*** Extracted entries

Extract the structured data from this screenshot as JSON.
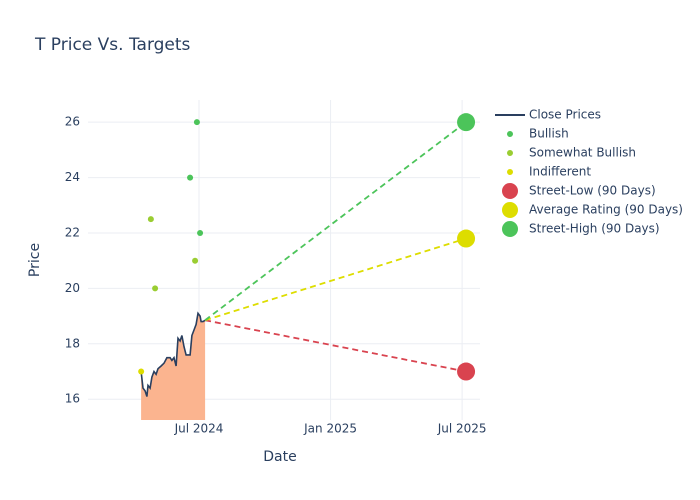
{
  "chart_data": {
    "type": "line",
    "title": "T Price Vs. Targets",
    "x_label": "Date",
    "y_label": "Price",
    "xlim": [
      2024.078,
      2025.568
    ],
    "ylim": [
      15.25,
      26.8
    ],
    "xticks": [
      {
        "value": 2024.5,
        "label": "Jul 2024"
      },
      {
        "value": 2025.0,
        "label": "Jan 2025"
      },
      {
        "value": 2025.5,
        "label": "Jul 2025"
      }
    ],
    "yticks": [
      16,
      18,
      20,
      22,
      24,
      26
    ],
    "grid": true,
    "legend": "right",
    "series": [
      {
        "name": "Close Prices",
        "mode": "lines",
        "color": "#2a3f5f",
        "fill": "#fbb48f",
        "x": [
          2024.28,
          2024.287,
          2024.295,
          2024.302,
          2024.306,
          2024.314,
          2024.321,
          2024.329,
          2024.337,
          2024.344,
          2024.356,
          2024.367,
          2024.378,
          2024.39,
          2024.397,
          2024.405,
          2024.413,
          2024.42,
          2024.428,
          2024.435,
          2024.443,
          2024.451,
          2024.466,
          2024.473,
          2024.481,
          2024.489,
          2024.496,
          2024.504,
          2024.508,
          2024.515,
          2024.523
        ],
        "values": [
          17.0,
          16.4,
          16.3,
          16.1,
          16.5,
          16.4,
          16.8,
          17.0,
          16.9,
          17.1,
          17.2,
          17.3,
          17.5,
          17.5,
          17.4,
          17.5,
          17.2,
          18.2,
          18.1,
          18.3,
          17.9,
          17.6,
          17.6,
          18.3,
          18.5,
          18.7,
          19.1,
          19.0,
          18.8,
          18.8,
          18.85
        ]
      },
      {
        "name": "Bullish",
        "mode": "markers",
        "marker": "small",
        "color": "#4cc45a",
        "x": [
          2024.492,
          2024.466,
          2024.504
        ],
        "values": [
          26,
          24,
          22
        ]
      },
      {
        "name": "Somewhat Bullish",
        "mode": "markers",
        "marker": "small",
        "color": "#9acd32",
        "x": [
          2024.317,
          2024.333,
          2024.485
        ],
        "values": [
          22.5,
          20,
          21
        ]
      },
      {
        "name": "Indifferent",
        "mode": "markers",
        "marker": "small",
        "color": "#dddd00",
        "x": [
          2024.28
        ],
        "values": [
          17
        ]
      },
      {
        "name": "Street-Low (90 Days)",
        "mode": "target",
        "marker": "large",
        "color": "#d9434f",
        "x": [
          2025.515
        ],
        "values": [
          17
        ]
      },
      {
        "name": "Average Rating (90 Days)",
        "mode": "target",
        "marker": "large",
        "color": "#dddd00",
        "x": [
          2025.515
        ],
        "values": [
          21.8
        ]
      },
      {
        "name": "Street-High (90 Days)",
        "mode": "target",
        "marker": "large",
        "color": "#4cc45a",
        "x": [
          2025.515
        ],
        "values": [
          26
        ]
      }
    ]
  }
}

******

Directive :: Give only the number of lines in the data that hold the string "Days".

Written solution :: 3